[start of Data provided]

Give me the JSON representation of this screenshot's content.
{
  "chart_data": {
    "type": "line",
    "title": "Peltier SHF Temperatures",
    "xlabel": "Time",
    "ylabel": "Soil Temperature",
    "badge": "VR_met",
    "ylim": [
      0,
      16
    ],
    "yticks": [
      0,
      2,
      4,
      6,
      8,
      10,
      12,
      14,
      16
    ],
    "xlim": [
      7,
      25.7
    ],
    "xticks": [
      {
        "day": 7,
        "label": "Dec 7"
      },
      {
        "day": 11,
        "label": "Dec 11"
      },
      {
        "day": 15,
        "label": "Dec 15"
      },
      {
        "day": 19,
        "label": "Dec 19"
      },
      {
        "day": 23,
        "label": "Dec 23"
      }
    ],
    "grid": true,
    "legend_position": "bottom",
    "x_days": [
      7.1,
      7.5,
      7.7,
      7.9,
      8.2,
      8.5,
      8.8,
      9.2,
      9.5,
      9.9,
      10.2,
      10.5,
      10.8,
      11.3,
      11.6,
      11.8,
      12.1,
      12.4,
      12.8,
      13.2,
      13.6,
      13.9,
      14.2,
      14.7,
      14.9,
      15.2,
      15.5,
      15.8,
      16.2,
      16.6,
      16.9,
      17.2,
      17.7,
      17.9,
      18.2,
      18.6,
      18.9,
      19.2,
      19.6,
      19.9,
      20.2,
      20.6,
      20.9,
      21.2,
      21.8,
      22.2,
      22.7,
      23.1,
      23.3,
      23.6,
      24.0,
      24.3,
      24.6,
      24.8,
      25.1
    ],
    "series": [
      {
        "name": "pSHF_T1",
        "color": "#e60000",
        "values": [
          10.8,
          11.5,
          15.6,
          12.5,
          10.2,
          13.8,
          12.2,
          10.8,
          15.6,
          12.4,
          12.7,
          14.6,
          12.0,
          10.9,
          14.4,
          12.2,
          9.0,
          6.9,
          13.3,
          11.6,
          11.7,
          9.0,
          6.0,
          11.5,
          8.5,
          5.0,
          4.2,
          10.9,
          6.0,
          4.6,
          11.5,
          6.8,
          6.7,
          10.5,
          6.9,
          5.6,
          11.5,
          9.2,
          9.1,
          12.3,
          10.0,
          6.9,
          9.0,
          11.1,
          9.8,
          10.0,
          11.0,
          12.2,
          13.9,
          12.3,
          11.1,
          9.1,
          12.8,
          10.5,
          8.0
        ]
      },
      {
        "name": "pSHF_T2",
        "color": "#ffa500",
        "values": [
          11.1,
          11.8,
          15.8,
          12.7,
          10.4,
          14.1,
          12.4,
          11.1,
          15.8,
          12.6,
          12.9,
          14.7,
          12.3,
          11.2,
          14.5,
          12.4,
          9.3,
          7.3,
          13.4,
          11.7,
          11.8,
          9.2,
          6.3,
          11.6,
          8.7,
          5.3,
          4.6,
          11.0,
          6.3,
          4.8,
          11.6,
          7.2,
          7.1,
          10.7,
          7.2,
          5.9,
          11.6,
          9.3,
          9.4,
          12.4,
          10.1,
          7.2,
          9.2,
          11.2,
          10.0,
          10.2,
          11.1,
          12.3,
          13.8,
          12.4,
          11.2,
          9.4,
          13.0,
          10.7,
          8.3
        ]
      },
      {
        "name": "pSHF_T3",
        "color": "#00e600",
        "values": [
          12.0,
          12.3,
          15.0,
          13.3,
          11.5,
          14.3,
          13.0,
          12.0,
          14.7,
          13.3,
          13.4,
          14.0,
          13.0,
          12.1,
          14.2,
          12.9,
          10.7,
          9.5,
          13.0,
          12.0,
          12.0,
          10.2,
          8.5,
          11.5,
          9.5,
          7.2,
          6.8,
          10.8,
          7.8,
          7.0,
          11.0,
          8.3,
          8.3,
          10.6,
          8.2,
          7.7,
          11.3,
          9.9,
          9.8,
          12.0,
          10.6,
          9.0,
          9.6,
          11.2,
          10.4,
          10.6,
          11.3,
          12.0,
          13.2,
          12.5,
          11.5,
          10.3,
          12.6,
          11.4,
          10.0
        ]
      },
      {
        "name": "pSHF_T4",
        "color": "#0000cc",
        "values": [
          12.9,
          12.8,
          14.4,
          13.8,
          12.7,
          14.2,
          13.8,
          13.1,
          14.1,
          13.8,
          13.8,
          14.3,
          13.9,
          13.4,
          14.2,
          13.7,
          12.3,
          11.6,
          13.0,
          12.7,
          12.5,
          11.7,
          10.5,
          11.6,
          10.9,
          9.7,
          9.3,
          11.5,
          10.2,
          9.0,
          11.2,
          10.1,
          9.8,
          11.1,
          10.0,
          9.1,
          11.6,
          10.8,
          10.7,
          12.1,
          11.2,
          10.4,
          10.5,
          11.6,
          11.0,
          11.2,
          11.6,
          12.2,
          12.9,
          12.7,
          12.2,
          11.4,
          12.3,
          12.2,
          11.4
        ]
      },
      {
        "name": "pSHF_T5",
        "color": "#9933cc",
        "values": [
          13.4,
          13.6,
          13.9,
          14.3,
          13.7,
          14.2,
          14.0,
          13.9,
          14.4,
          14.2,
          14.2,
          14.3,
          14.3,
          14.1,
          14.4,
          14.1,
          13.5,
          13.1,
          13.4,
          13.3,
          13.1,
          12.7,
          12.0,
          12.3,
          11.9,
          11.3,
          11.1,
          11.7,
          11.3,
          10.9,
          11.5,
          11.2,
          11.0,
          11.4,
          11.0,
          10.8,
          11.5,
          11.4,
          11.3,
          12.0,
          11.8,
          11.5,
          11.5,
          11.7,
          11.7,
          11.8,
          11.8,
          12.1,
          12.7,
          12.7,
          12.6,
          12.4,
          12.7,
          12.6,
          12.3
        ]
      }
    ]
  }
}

[end of Data provided]

Stated exercise:
Nothing should be left out: return all of the records exactly.

Answer to the problem:
Give me the JSON representation of this screenshot's content.
{
  "chart_data": {
    "type": "line",
    "title": "Peltier SHF Temperatures",
    "xlabel": "Time",
    "ylabel": "Soil Temperature",
    "badge": "VR_met",
    "ylim": [
      0,
      16
    ],
    "yticks": [
      0,
      2,
      4,
      6,
      8,
      10,
      12,
      14,
      16
    ],
    "xlim": [
      7,
      25.7
    ],
    "xticks": [
      {
        "day": 7,
        "label": "Dec 7"
      },
      {
        "day": 11,
        "label": "Dec 11"
      },
      {
        "day": 15,
        "label": "Dec 15"
      },
      {
        "day": 19,
        "label": "Dec 19"
      },
      {
        "day": 23,
        "label": "Dec 23"
      }
    ],
    "grid": true,
    "legend_position": "bottom",
    "x_days": [
      7.1,
      7.5,
      7.7,
      7.9,
      8.2,
      8.5,
      8.8,
      9.2,
      9.5,
      9.9,
      10.2,
      10.5,
      10.8,
      11.3,
      11.6,
      11.8,
      12.1,
      12.4,
      12.8,
      13.2,
      13.6,
      13.9,
      14.2,
      14.7,
      14.9,
      15.2,
      15.5,
      15.8,
      16.2,
      16.6,
      16.9,
      17.2,
      17.7,
      17.9,
      18.2,
      18.6,
      18.9,
      19.2,
      19.6,
      19.9,
      20.2,
      20.6,
      20.9,
      21.2,
      21.8,
      22.2,
      22.7,
      23.1,
      23.3,
      23.6,
      24.0,
      24.3,
      24.6,
      24.8,
      25.1
    ],
    "series": [
      {
        "name": "pSHF_T1",
        "color": "#e60000",
        "values": [
          10.8,
          11.5,
          15.6,
          12.5,
          10.2,
          13.8,
          12.2,
          10.8,
          15.6,
          12.4,
          12.7,
          14.6,
          12.0,
          10.9,
          14.4,
          12.2,
          9.0,
          6.9,
          13.3,
          11.6,
          11.7,
          9.0,
          6.0,
          11.5,
          8.5,
          5.0,
          4.2,
          10.9,
          6.0,
          4.6,
          11.5,
          6.8,
          6.7,
          10.5,
          6.9,
          5.6,
          11.5,
          9.2,
          9.1,
          12.3,
          10.0,
          6.9,
          9.0,
          11.1,
          9.8,
          10.0,
          11.0,
          12.2,
          13.9,
          12.3,
          11.1,
          9.1,
          12.8,
          10.5,
          8.0
        ]
      },
      {
        "name": "pSHF_T2",
        "color": "#ffa500",
        "values": [
          11.1,
          11.8,
          15.8,
          12.7,
          10.4,
          14.1,
          12.4,
          11.1,
          15.8,
          12.6,
          12.9,
          14.7,
          12.3,
          11.2,
          14.5,
          12.4,
          9.3,
          7.3,
          13.4,
          11.7,
          11.8,
          9.2,
          6.3,
          11.6,
          8.7,
          5.3,
          4.6,
          11.0,
          6.3,
          4.8,
          11.6,
          7.2,
          7.1,
          10.7,
          7.2,
          5.9,
          11.6,
          9.3,
          9.4,
          12.4,
          10.1,
          7.2,
          9.2,
          11.2,
          10.0,
          10.2,
          11.1,
          12.3,
          13.8,
          12.4,
          11.2,
          9.4,
          13.0,
          10.7,
          8.3
        ]
      },
      {
        "name": "pSHF_T3",
        "color": "#00e600",
        "values": [
          12.0,
          12.3,
          15.0,
          13.3,
          11.5,
          14.3,
          13.0,
          12.0,
          14.7,
          13.3,
          13.4,
          14.0,
          13.0,
          12.1,
          14.2,
          12.9,
          10.7,
          9.5,
          13.0,
          12.0,
          12.0,
          10.2,
          8.5,
          11.5,
          9.5,
          7.2,
          6.8,
          10.8,
          7.8,
          7.0,
          11.0,
          8.3,
          8.3,
          10.6,
          8.2,
          7.7,
          11.3,
          9.9,
          9.8,
          12.0,
          10.6,
          9.0,
          9.6,
          11.2,
          10.4,
          10.6,
          11.3,
          12.0,
          13.2,
          12.5,
          11.5,
          10.3,
          12.6,
          11.4,
          10.0
        ]
      },
      {
        "name": "pSHF_T4",
        "color": "#0000cc",
        "values": [
          12.9,
          12.8,
          14.4,
          13.8,
          12.7,
          14.2,
          13.8,
          13.1,
          14.1,
          13.8,
          13.8,
          14.3,
          13.9,
          13.4,
          14.2,
          13.7,
          12.3,
          11.6,
          13.0,
          12.7,
          12.5,
          11.7,
          10.5,
          11.6,
          10.9,
          9.7,
          9.3,
          11.5,
          10.2,
          9.0,
          11.2,
          10.1,
          9.8,
          11.1,
          10.0,
          9.1,
          11.6,
          10.8,
          10.7,
          12.1,
          11.2,
          10.4,
          10.5,
          11.6,
          11.0,
          11.2,
          11.6,
          12.2,
          12.9,
          12.7,
          12.2,
          11.4,
          12.3,
          12.2,
          11.4
        ]
      },
      {
        "name": "pSHF_T5",
        "color": "#9933cc",
        "values": [
          13.4,
          13.6,
          13.9,
          14.3,
          13.7,
          14.2,
          14.0,
          13.9,
          14.4,
          14.2,
          14.2,
          14.3,
          14.3,
          14.1,
          14.4,
          14.1,
          13.5,
          13.1,
          13.4,
          13.3,
          13.1,
          12.7,
          12.0,
          12.3,
          11.9,
          11.3,
          11.1,
          11.7,
          11.3,
          10.9,
          11.5,
          11.2,
          11.0,
          11.4,
          11.0,
          10.8,
          11.5,
          11.4,
          11.3,
          12.0,
          11.8,
          11.5,
          11.5,
          11.7,
          11.7,
          11.8,
          11.8,
          12.1,
          12.7,
          12.7,
          12.6,
          12.4,
          12.7,
          12.6,
          12.3
        ]
      }
    ]
  }
}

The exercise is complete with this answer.